◆ **Stated goal a**
Copy the entries word for word, beginning at the line that contains "y-tick-label: 6.0 bbox=[83, 360, 115, 384]" and continuing through the last line of the entries. Include both of those lines.

— begin Document excerpt —

# Painting Acc. Parts (Wiper Arms, Hood Latch, Alternator, Misc. Brackets)



## dogginfox (Feb 23, 2008)

I am in the tear down stage of my Fox rebuild, I have been removing parts one by one and removing rust with a brass brush and now I want to paint them to prevent future rust. I bought a can of Rustoleum Auto Primer http://www.rustoleum.com/CBGProduct.asp?pid=11 and have a few parts primed until I decide on the final colors. 
I was just wondering if there was a special primer I should be using or if the Rustoleum will work.


----------



## where_2 (Jul 21, 2003)

*Re: Painting Acc. Parts (dogginfox)*

Rustoleum works. When I refurbed my '80 Scirocco_S, I used Rustoleum flat black in a quart can, thinned and sprayed with an EL-Cheapo spray gun for an air compressor. I sprayed the mirrors, the bumpers, the window trim, the wiper arms... Anything that had rust, I would usually hit with a wire wheel, goop with some Naval Jelly (phosphoric acid, rust neutralizer), then prime and paint. With a couple of coats of Rustoleum, they were good for 5+ years in the South Florida sun...


----------



## VDub2625 (Jan 4, 2003)

*FV-QR*

I covered my brackets in POR-15 (sticks like glue to rust, not so good on the still-powdercoated surfaces but it looks ok), and covered that in a generic semigloss. Kinda wish I went matte though, to match the original powdercoat look.


----------



## markmarshowsky (Jun 26, 2008)

*Re: Painting Acc. Parts (dogginfox)*

rustoleum is the better of most rattle can paints. but auto paint supply stores will have some stuff that is better. ive been using a self etching trim paint called "trim black" from "sem" brand. it is about double in price but also comes in a rattle can and you can skip the primer step in most cases. the finish is satin and duplicates the factory finishes really well.


----------

— end Document excerpt —

◆ **Stated goal b**
List the usernames of everyone who posted in the forum thread on painting accessory parts.

— begin Given entries —

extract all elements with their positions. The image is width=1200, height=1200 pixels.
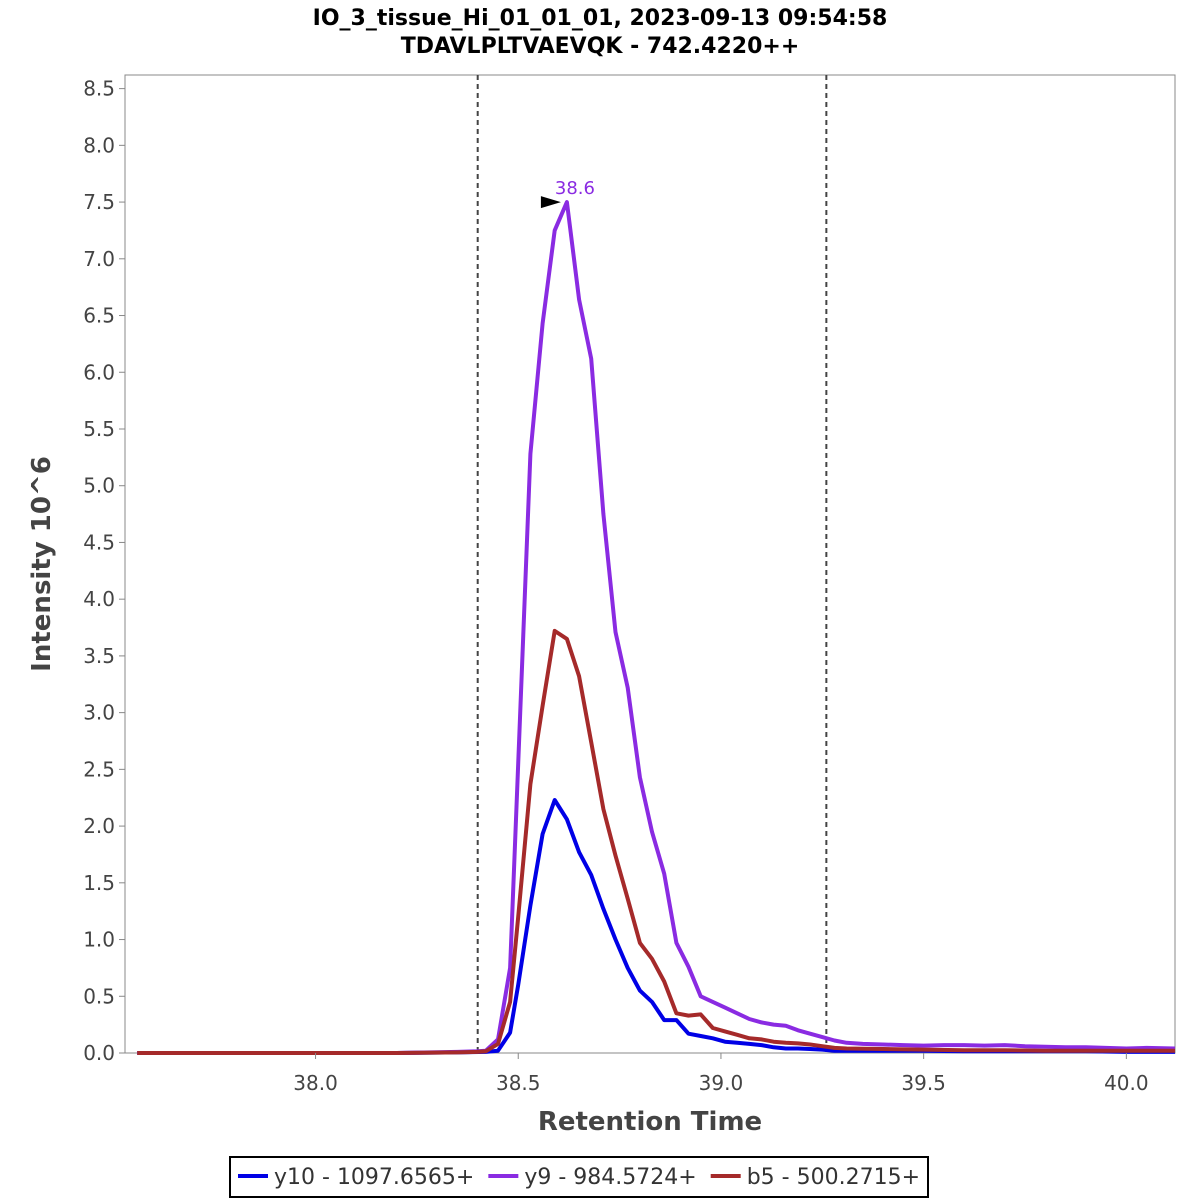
y-tick-label: 6.0 bbox=[83, 360, 115, 384]
chart-title-line-2: TDAVLPLTVAEVQK - 742.4220++ bbox=[401, 34, 800, 59]
x-tick-label: 39.5 bbox=[901, 1071, 946, 1095]
y-tick-label: 3.5 bbox=[83, 644, 115, 668]
integration-boundaries bbox=[476, 75, 828, 1053]
y-tick-label: 4.5 bbox=[83, 530, 115, 554]
y-tick-label: 1.0 bbox=[83, 928, 115, 952]
peak-marker-arrow bbox=[540, 196, 561, 209]
y-tick-label: 0.0 bbox=[83, 1041, 115, 1065]
series-line bbox=[137, 200, 1176, 1055]
y-tick-label: 7.5 bbox=[83, 190, 115, 214]
x-tick-label: 40.0 bbox=[1104, 1071, 1149, 1095]
x-axis-title: Retention Time bbox=[538, 1107, 762, 1137]
y-tick-label: 0.5 bbox=[83, 984, 115, 1008]
y-tick-label: 1.5 bbox=[83, 871, 115, 895]
y-tick-label: 6.5 bbox=[83, 304, 115, 328]
x-tick-label: 38.0 bbox=[293, 1071, 338, 1095]
x-tick-label: 38.5 bbox=[496, 1071, 541, 1095]
legend-box bbox=[229, 1156, 929, 1198]
y-tick-label: 2.5 bbox=[83, 757, 115, 781]
plot-area bbox=[124, 74, 1176, 1054]
y-tick-label: 5.5 bbox=[83, 417, 115, 441]
chart-title-line-1: IO_3_tissue_Hi_01_01_01, 2023-09-13 09:5… bbox=[313, 6, 888, 31]
y-tick-label: 5.0 bbox=[83, 474, 115, 498]
y-axis: 0.0 0.5 1.0 1.5 2.0 2.5 3.0 3.5 4.0 4.5 5.0 5.5 6.0 6… bbox=[83, 77, 125, 1065]
series-line bbox=[137, 628, 1175, 1055]
legend: y10 - 1097.6565+ y9 - 984.5724+ b5 - 500.2… bbox=[229, 1156, 929, 1198]
legend-label: b5 - 500.2715+ bbox=[747, 1165, 920, 1190]
y-tick-label: 8.5 bbox=[83, 77, 115, 101]
y-tick-label: 8.0 bbox=[83, 133, 115, 157]
series-lines bbox=[137, 200, 1176, 1055]
peak-annotation: 38.6 bbox=[540, 178, 595, 209]
y-tick-label: 3.0 bbox=[83, 701, 115, 725]
legend-label: y9 - 984.5724+ bbox=[524, 1165, 696, 1190]
y-tick-label: 4.0 bbox=[83, 587, 115, 611]
y-axis-title: Intensity 10^6 bbox=[27, 456, 57, 672]
x-tick-label: 39.0 bbox=[699, 1071, 744, 1095]
peak-label: 38.6 bbox=[555, 178, 595, 199]
y-tick-label: 2.0 bbox=[83, 814, 115, 838]
x-axis: 38.0 38.5 39.0 39.5 40.0 bbox=[293, 1053, 1149, 1095]
legend-label: y10 - 1097.6565+ bbox=[274, 1165, 474, 1190]
y-tick-label: 7.0 bbox=[83, 247, 115, 271]
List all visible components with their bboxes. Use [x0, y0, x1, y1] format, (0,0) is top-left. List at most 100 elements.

— end Given entries —

◆ **Exercise answer a**
y-tick-label: 6.0 bbox=[83, 360, 115, 384]
chart-title-line-2: TDAVLPLTVAEVQK - 742.4220++ bbox=[401, 34, 800, 59]
x-tick-label: 39.5 bbox=[901, 1071, 946, 1095]
y-tick-label: 3.5 bbox=[83, 644, 115, 668]
integration-boundaries bbox=[476, 75, 828, 1053]
y-tick-label: 4.5 bbox=[83, 530, 115, 554]
y-tick-label: 1.0 bbox=[83, 928, 115, 952]
peak-marker-arrow bbox=[540, 196, 561, 209]
y-tick-label: 0.0 bbox=[83, 1041, 115, 1065]
series-line bbox=[137, 200, 1176, 1055]
y-tick-label: 7.5 bbox=[83, 190, 115, 214]
x-tick-label: 40.0 bbox=[1104, 1071, 1149, 1095]
x-axis-title: Retention Time bbox=[538, 1107, 762, 1137]
y-tick-label: 0.5 bbox=[83, 984, 115, 1008]
y-tick-label: 1.5 bbox=[83, 871, 115, 895]
y-tick-label: 6.5 bbox=[83, 304, 115, 328]
x-tick-label: 38.0 bbox=[293, 1071, 338, 1095]
x-tick-label: 38.5 bbox=[496, 1071, 541, 1095]
legend-box bbox=[229, 1156, 929, 1198]
y-tick-label: 2.5 bbox=[83, 757, 115, 781]
plot-area bbox=[124, 74, 1176, 1054]
y-tick-label: 5.5 bbox=[83, 417, 115, 441]
chart-title-line-1: IO_3_tissue_Hi_01_01_01, 2023-09-13 09:5… bbox=[313, 6, 888, 31]
y-tick-label: 5.0 bbox=[83, 474, 115, 498]
y-axis: 0.0 0.5 1.0 1.5 2.0 2.5 3.0 3.5 4.0 4.5 5.0 5.5 6.0 6… bbox=[83, 77, 125, 1065]
series-line bbox=[137, 628, 1175, 1055]
legend: y10 - 1097.6565+ y9 - 984.5724+ b5 - 500.2… bbox=[229, 1156, 929, 1198]
legend-label: b5 - 500.2715+ bbox=[747, 1165, 920, 1190]
y-tick-label: 8.5 bbox=[83, 77, 115, 101]
y-tick-label: 8.0 bbox=[83, 133, 115, 157]
series-lines bbox=[137, 200, 1176, 1055]
peak-annotation: 38.6 bbox=[540, 178, 595, 209]
y-tick-label: 3.0 bbox=[83, 701, 115, 725]
legend-label: y9 - 984.5724+ bbox=[524, 1165, 696, 1190]
y-tick-label: 4.0 bbox=[83, 587, 115, 611]
y-axis-title: Intensity 10^6 bbox=[27, 456, 57, 672]
x-tick-label: 39.0 bbox=[699, 1071, 744, 1095]
peak-label: 38.6 bbox=[555, 178, 595, 199]
y-tick-label: 2.0 bbox=[83, 814, 115, 838]
x-axis: 38.0 38.5 39.0 39.5 40.0 bbox=[293, 1053, 1149, 1095]
legend-label: y10 - 1097.6565+ bbox=[274, 1165, 474, 1190]
y-tick-label: 7.0 bbox=[83, 247, 115, 271]
List all visible components with their bboxes. Use [x0, y0, x1, y1] format, (0,0) is top-left. List at most 100 elements.

◆ **Exercise answer b**
dogginfox
where_2
VDub2625
markmarshowsky